#### YOUR OBJECTIVE:
Write out all of the lines below, exactly and completely.

#### THE RECORDS:
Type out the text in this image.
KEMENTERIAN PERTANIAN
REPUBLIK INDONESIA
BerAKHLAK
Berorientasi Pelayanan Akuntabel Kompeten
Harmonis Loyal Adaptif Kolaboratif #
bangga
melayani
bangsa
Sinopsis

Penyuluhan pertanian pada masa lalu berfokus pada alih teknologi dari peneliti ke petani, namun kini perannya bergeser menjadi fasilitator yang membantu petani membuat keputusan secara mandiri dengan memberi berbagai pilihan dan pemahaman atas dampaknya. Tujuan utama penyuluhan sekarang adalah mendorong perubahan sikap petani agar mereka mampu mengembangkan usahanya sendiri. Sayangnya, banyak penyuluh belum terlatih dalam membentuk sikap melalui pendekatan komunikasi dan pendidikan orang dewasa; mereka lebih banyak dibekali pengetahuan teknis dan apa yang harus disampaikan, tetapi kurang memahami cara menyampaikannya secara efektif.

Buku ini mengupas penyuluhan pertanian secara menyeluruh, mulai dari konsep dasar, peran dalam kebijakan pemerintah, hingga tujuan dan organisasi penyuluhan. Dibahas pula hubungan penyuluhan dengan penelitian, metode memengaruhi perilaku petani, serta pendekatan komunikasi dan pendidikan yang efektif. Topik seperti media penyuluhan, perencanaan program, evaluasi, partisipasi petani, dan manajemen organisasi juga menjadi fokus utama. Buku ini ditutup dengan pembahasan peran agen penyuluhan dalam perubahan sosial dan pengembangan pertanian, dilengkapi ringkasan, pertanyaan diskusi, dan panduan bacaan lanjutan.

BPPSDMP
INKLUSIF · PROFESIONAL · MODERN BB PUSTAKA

#### SOLUTION TO THIS EXERCISE:
Type out the text in this image.
KEMENTERIAN PERTANIAN
REPUBLIK INDONESIA
BerAKHLAK
Berorientasi Pelayanan Akuntabel Kompeten
Harmonis Loyal Adaptif Kolaboratif #
bangga
melayani
bangsa
Sinopsis

Penyuluhan pertanian pada masa lalu berfokus pada alih teknologi dari peneliti ke petani, namun kini perannya bergeser menjadi fasilitator yang membantu petani membuat keputusan secara mandiri dengan memberi berbagai pilihan dan pemahaman atas dampaknya. Tujuan utama penyuluhan sekarang adalah mendorong perubahan sikap petani agar mereka mampu mengembangkan usahanya sendiri. Sayangnya, banyak penyuluh belum terlatih dalam membentuk sikap melalui pendekatan komunikasi dan pendidikan orang dewasa; mereka lebih banyak dibekali pengetahuan teknis dan apa yang harus disampaikan, tetapi kurang memahami cara menyampaikannya secara efektif.

Buku ini mengupas penyuluhan pertanian secara menyeluruh, mulai dari konsep dasar, peran dalam kebijakan pemerintah, hingga tujuan dan organisasi penyuluhan. Dibahas pula hubungan penyuluhan dengan penelitian, metode memengaruhi perilaku petani, serta pendekatan komunikasi dan pendidikan yang efektif. Topik seperti media penyuluhan, perencanaan program, evaluasi, partisipasi petani, dan manajemen organisasi juga menjadi fokus utama. Buku ini ditutup dengan pembahasan peran agen penyuluhan dalam perubahan sosial dan pengembangan pertanian, dilengkapi ringkasan, pertanyaan diskusi, dan panduan bacaan lanjutan.

BPPSDMP
INKLUSIF · PROFESIONAL · MODERN BB PUSTAKA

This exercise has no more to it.